• **Goal of the exercise**
Rewrite the listing below with every "interactable" renamed to "clickable" and nothing else changed, leaving out the pictures.

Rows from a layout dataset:
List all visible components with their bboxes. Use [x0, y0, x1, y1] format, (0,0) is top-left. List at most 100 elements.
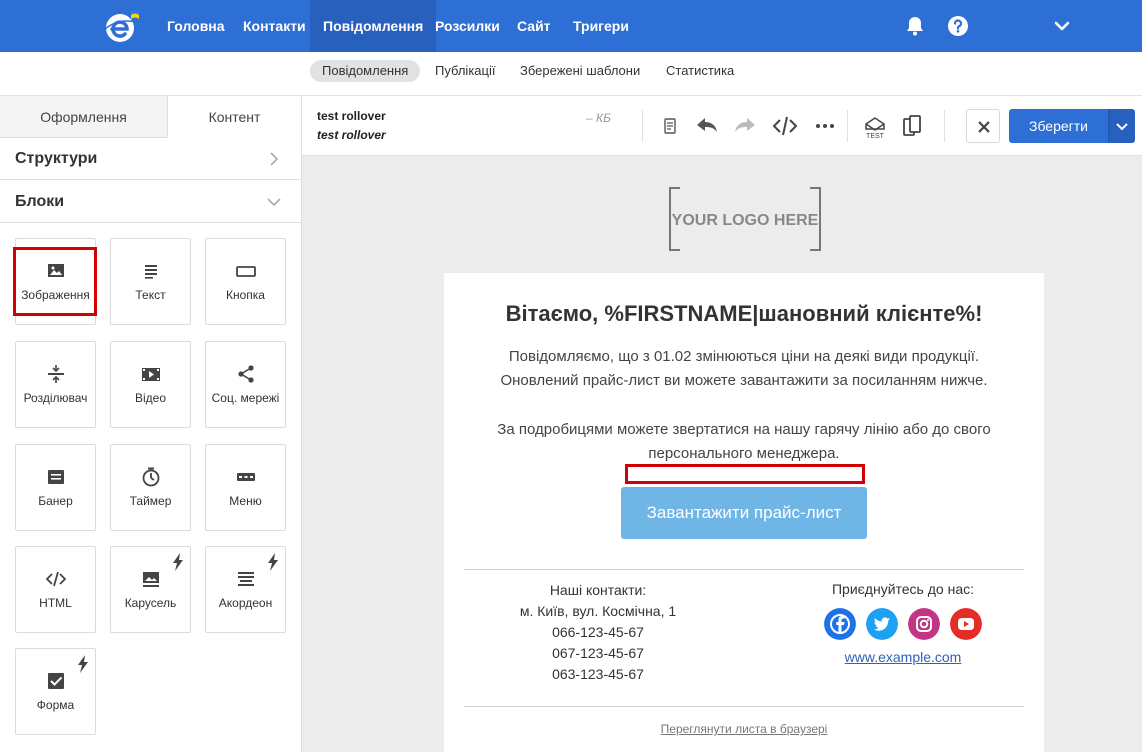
flash-icon: [268, 553, 278, 571]
help-icon[interactable]: [946, 14, 970, 38]
logo-placeholder[interactable]: YOUR LOGO HERE: [668, 186, 822, 252]
carousel-icon: [143, 572, 159, 587]
email-paragraph-line[interactable]: Повідомляємо, що з 01.02 змінюються ціни…: [444, 345, 1044, 369]
block-html[interactable]: HTML: [15, 546, 96, 633]
twitter-icon[interactable]: [866, 608, 898, 640]
email-heading[interactable]: Вітаємо, %FIRSTNAME|шановний клієнте%!: [444, 301, 1044, 327]
form-icon: [48, 673, 64, 689]
block-menu[interactable]: Меню: [205, 444, 286, 531]
editor-canvas: YOUR LOGO HERE Вітаємо, %FIRSTNAME|шанов…: [302, 156, 1142, 752]
nav-campaigns[interactable]: Розсилки: [422, 0, 513, 52]
bell-icon[interactable]: [903, 14, 927, 38]
close-button[interactable]: [966, 109, 1000, 143]
contacts-phone[interactable]: 066-123-45-67: [464, 622, 732, 643]
block-text[interactable]: Текст: [110, 238, 191, 325]
button-icon: [236, 266, 256, 277]
block-divider[interactable]: Розділювач: [15, 341, 96, 428]
section-structures-label: Структури: [15, 150, 98, 167]
section-blocks-label: Блоки: [15, 193, 65, 210]
block-button[interactable]: Кнопка: [205, 238, 286, 325]
toolbar-separator: [847, 110, 848, 142]
facebook-icon[interactable]: [824, 608, 856, 640]
code-icon[interactable]: [772, 113, 798, 139]
youtube-icon[interactable]: [950, 608, 982, 640]
more-icon[interactable]: [812, 113, 838, 139]
block-label: Таймер: [129, 494, 172, 508]
left-panel: Оформлення Контент Структури Блоки Зобра…: [0, 96, 302, 752]
image-block-highlight: [13, 247, 97, 316]
nav-messages[interactable]: Повідомлення: [310, 0, 437, 52]
divider-icon: [48, 365, 64, 383]
nav-home[interactable]: Головна: [154, 0, 238, 52]
email-paragraph-line[interactable]: Оновлений прайс-лист ви можете завантажи…: [444, 369, 1044, 393]
timer-icon: [142, 467, 160, 487]
block-label: Текст: [135, 288, 166, 302]
website-link[interactable]: www.example.com: [789, 649, 1017, 665]
preheader-icon[interactable]: [657, 113, 683, 139]
tab-content[interactable]: Контент: [168, 96, 301, 138]
contacts-address[interactable]: м. Київ, вул. Космічна, 1: [464, 601, 732, 622]
top-navigation: Головна Контакти Повідомлення Розсилки С…: [0, 0, 1142, 52]
editor-toolbar: test rollover test rollover – КБ TEST Зб…: [302, 96, 1142, 156]
test-icon[interactable]: TEST: [862, 113, 888, 139]
code-icon: [46, 571, 66, 587]
block-label: Акордеон: [218, 596, 273, 610]
divider: [464, 569, 1024, 570]
message-subtitle[interactable]: test rollover: [317, 128, 386, 142]
sub-navigation: Повідомлення Публікації Збережені шаблон…: [0, 52, 1142, 96]
email-paragraph-line[interactable]: персонального менеджера.: [444, 442, 1044, 466]
menu-icon: [237, 473, 255, 481]
message-title[interactable]: test rollover: [317, 109, 386, 123]
undo-icon[interactable]: [694, 113, 720, 139]
block-banner[interactable]: Банер: [15, 444, 96, 531]
subnav-saved-templates[interactable]: Збережені шаблони: [508, 60, 652, 82]
video-icon: [142, 368, 160, 381]
save-options-button[interactable]: [1108, 109, 1135, 143]
block-label: Кнопка: [226, 288, 265, 302]
esputnik-logo-icon[interactable]: [104, 8, 140, 44]
subnav-publications[interactable]: Публікації: [423, 60, 507, 82]
chevron-down-icon: [1116, 123, 1128, 131]
join-us-title[interactable]: Приєднуйтесь до нас:: [769, 579, 1037, 600]
section-structures[interactable]: Структури: [0, 138, 301, 180]
flash-icon: [173, 553, 183, 571]
nav-contacts[interactable]: Контакти: [230, 0, 319, 52]
block-label: Карусель: [124, 596, 177, 610]
tab-design[interactable]: Оформлення: [0, 96, 168, 138]
email-paragraph-line[interactable]: За подробицями можете звертатися на нашу…: [444, 418, 1044, 442]
message-size: – КБ: [586, 111, 611, 125]
text-icon: [145, 265, 157, 279]
block-label: Банер: [38, 494, 73, 508]
share-icon: [238, 365, 254, 383]
view-in-browser-link[interactable]: Переглянути листа в браузері: [444, 722, 1044, 736]
copy-icon[interactable]: [900, 113, 926, 139]
contacts-phone[interactable]: 063-123-45-67: [464, 664, 732, 685]
block-social[interactable]: Соц. мережі: [205, 341, 286, 428]
block-label: Розділювач: [23, 391, 88, 405]
block-label: HTML: [39, 596, 72, 610]
divider: [464, 706, 1024, 707]
block-label: Соц. мережі: [211, 391, 280, 405]
save-button[interactable]: Зберегти: [1009, 109, 1108, 143]
block-accordion[interactable]: Акордеон: [205, 546, 286, 633]
subnav-statistics[interactable]: Статистика: [654, 60, 746, 82]
contacts-phone[interactable]: 067-123-45-67: [464, 643, 732, 664]
block-carousel[interactable]: Карусель: [110, 546, 191, 633]
subnav-messages[interactable]: Повідомлення: [310, 60, 421, 82]
block-timer[interactable]: Таймер: [110, 444, 191, 531]
nav-site[interactable]: Сайт: [504, 0, 564, 52]
block-form[interactable]: Форма: [15, 648, 96, 735]
banner-icon: [48, 470, 64, 484]
nav-triggers[interactable]: Тригери: [560, 0, 642, 52]
download-pricelist-button[interactable]: Завантажити прайс-лист: [621, 487, 867, 539]
toolbar-separator: [642, 110, 643, 142]
redo-icon[interactable]: [732, 113, 758, 139]
contacts-title[interactable]: Наші контакти:: [464, 580, 732, 601]
chevron-down-icon[interactable]: [1050, 14, 1074, 38]
instagram-icon[interactable]: [908, 608, 940, 640]
block-label: Форма: [36, 698, 75, 712]
block-video[interactable]: Відео: [110, 341, 191, 428]
close-icon: [978, 121, 990, 133]
section-blocks[interactable]: Блоки: [0, 181, 301, 223]
block-label: Відео: [134, 391, 167, 405]
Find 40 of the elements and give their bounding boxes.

• **Answer to this task**
List all visible components with their bboxes. Use [x0, y0, x1, y1] format, (0,0) is top-left. List at most 100 elements.
flash-icon: [268, 553, 278, 571]
help-icon[clickable]: [946, 14, 970, 38]
logo-placeholder[clickable]: YOUR LOGO HERE: [668, 186, 822, 252]
carousel-icon: [143, 572, 159, 587]
email-paragraph-line[clickable]: Повідомляємо, що з 01.02 змінюються ціни…: [444, 345, 1044, 369]
block-html[clickable]: HTML: [15, 546, 96, 633]
twitter-icon[clickable]: [866, 608, 898, 640]
email-heading[clickable]: Вітаємо, %FIRSTNAME|шановний клієнте%!: [444, 301, 1044, 327]
form-icon: [48, 673, 64, 689]
block-menu[clickable]: Меню: [205, 444, 286, 531]
editor-canvas: YOUR LOGO HERE Вітаємо, %FIRSTNAME|шанов…: [302, 156, 1142, 752]
nav-campaigns[clickable]: Розсилки: [422, 0, 513, 52]
bell-icon[clickable]: [903, 14, 927, 38]
close-button[clickable]: [966, 109, 1000, 143]
contacts-phone[clickable]: 066-123-45-67: [464, 622, 732, 643]
block-text[clickable]: Текст: [110, 238, 191, 325]
button-icon: [236, 266, 256, 277]
block-divider[clickable]: Розділювач: [15, 341, 96, 428]
section-structures-label: Структури: [15, 150, 98, 167]
section-blocks-label: Блоки: [15, 193, 65, 210]
block-button[clickable]: Кнопка: [205, 238, 286, 325]
toolbar-separator: [847, 110, 848, 142]
facebook-icon[clickable]: [824, 608, 856, 640]
code-icon[clickable]: [772, 113, 798, 139]
youtube-icon[clickable]: [950, 608, 982, 640]
more-icon[clickable]: [812, 113, 838, 139]
block-label: Таймер: [129, 494, 172, 508]
left-panel: Оформлення Контент Структури Блоки Зобра…: [0, 96, 302, 752]
image-block-highlight: [13, 247, 97, 316]
nav-messages[clickable]: Повідомлення: [310, 0, 437, 52]
divider-icon: [48, 365, 64, 383]
nav-home[clickable]: Головна: [154, 0, 238, 52]
email-paragraph-line[clickable]: Оновлений прайс-лист ви можете завантажи…: [444, 369, 1044, 393]
timer-icon: [142, 467, 160, 487]
block-label: Текст: [135, 288, 166, 302]
website-link[clickable]: www.example.com: [789, 649, 1017, 665]
preheader-icon[clickable]: [657, 113, 683, 139]
tab-content[clickable]: Контент: [168, 96, 301, 138]
contacts-address[clickable]: м. Київ, вул. Космічна, 1: [464, 601, 732, 622]
top-navigation: Головна Контакти Повідомлення Розсилки С…: [0, 0, 1142, 52]
editor-toolbar: test rollover test rollover – КБ TEST Зб…: [302, 96, 1142, 156]
test-icon[clickable]: TEST: [862, 113, 888, 139]
code-icon: [46, 571, 66, 587]
block-label: Акордеон: [218, 596, 273, 610]
divider: [464, 569, 1024, 570]
message-subtitle[clickable]: test rollover: [317, 128, 386, 142]
sub-navigation: Повідомлення Публікації Збережені шаблон…: [0, 52, 1142, 96]
email-paragraph-line[clickable]: персонального менеджера.: [444, 442, 1044, 466]
menu-icon: [237, 473, 255, 481]
message-title[clickable]: test rollover: [317, 109, 386, 123]
undo-icon[clickable]: [694, 113, 720, 139]
block-banner[clickable]: Банер: [15, 444, 96, 531]
subnav-saved-templates[clickable]: Збережені шаблони: [508, 60, 652, 82]
video-icon: [142, 368, 160, 381]
save-options-button[clickable]: [1108, 109, 1135, 143]
block-label: Кнопка: [226, 288, 265, 302]
esputnik-logo-icon[clickable]: [104, 8, 140, 44]
subnav-publications[clickable]: Публікації: [423, 60, 507, 82]
chevron-down-icon: [1116, 123, 1128, 131]
join-us-title[clickable]: Приєднуйтесь до нас:: [769, 579, 1037, 600]
section-structures[clickable]: Структури: [0, 138, 301, 180]
flash-icon: [173, 553, 183, 571]
nav-contacts[clickable]: Контакти: [230, 0, 319, 52]
block-label: Карусель: [124, 596, 177, 610]
tab-design[clickable]: Оформлення: [0, 96, 168, 138]
email-paragraph-line[clickable]: За подробицями можете звертатися на нашу…: [444, 418, 1044, 442]
message-size: – КБ: [586, 111, 611, 125]
text-icon: [145, 265, 157, 279]
block-label: Банер: [38, 494, 73, 508]
share-icon: [238, 365, 254, 383]
view-in-browser-link[clickable]: Переглянути листа в браузері: [444, 722, 1044, 736]
copy-icon[clickable]: [900, 113, 926, 139]
contacts-phone[clickable]: 063-123-45-67: [464, 664, 732, 685]
block-social[clickable]: Соц. мережі: [205, 341, 286, 428]
block-label: Розділювач: [23, 391, 88, 405]
block-label: HTML: [39, 596, 72, 610]
divider: [464, 706, 1024, 707]
block-label: Соц. мережі: [211, 391, 280, 405]
save-button[clickable]: Зберегти: [1009, 109, 1108, 143]
block-accordion[clickable]: Акордеон: [205, 546, 286, 633]
subnav-statistics[clickable]: Статистика: [654, 60, 746, 82]
contacts-phone[clickable]: 067-123-45-67: [464, 643, 732, 664]
block-carousel[clickable]: Карусель: [110, 546, 191, 633]
subnav-messages[clickable]: Повідомлення: [310, 60, 421, 82]
block-timer[clickable]: Таймер: [110, 444, 191, 531]
nav-site[clickable]: Сайт: [504, 0, 564, 52]
block-form[clickable]: Форма: [15, 648, 96, 735]
banner-icon: [48, 470, 64, 484]
nav-triggers[clickable]: Тригери: [560, 0, 642, 52]
download-pricelist-button[clickable]: Завантажити прайс-лист: [621, 487, 867, 539]
toolbar-separator: [642, 110, 643, 142]
redo-icon[clickable]: [732, 113, 758, 139]
contacts-title[clickable]: Наші контакти:: [464, 580, 732, 601]
chevron-down-icon[clickable]: [1050, 14, 1074, 38]
instagram-icon[clickable]: [908, 608, 940, 640]
block-label: Форма: [36, 698, 75, 712]
block-video[clickable]: Відео: [110, 341, 191, 428]
close-icon: [978, 121, 990, 133]
section-blocks[clickable]: Блоки: [0, 181, 301, 223]
block-label: Відео: [134, 391, 167, 405]
Find 40 of the elements and give their bounding boxes.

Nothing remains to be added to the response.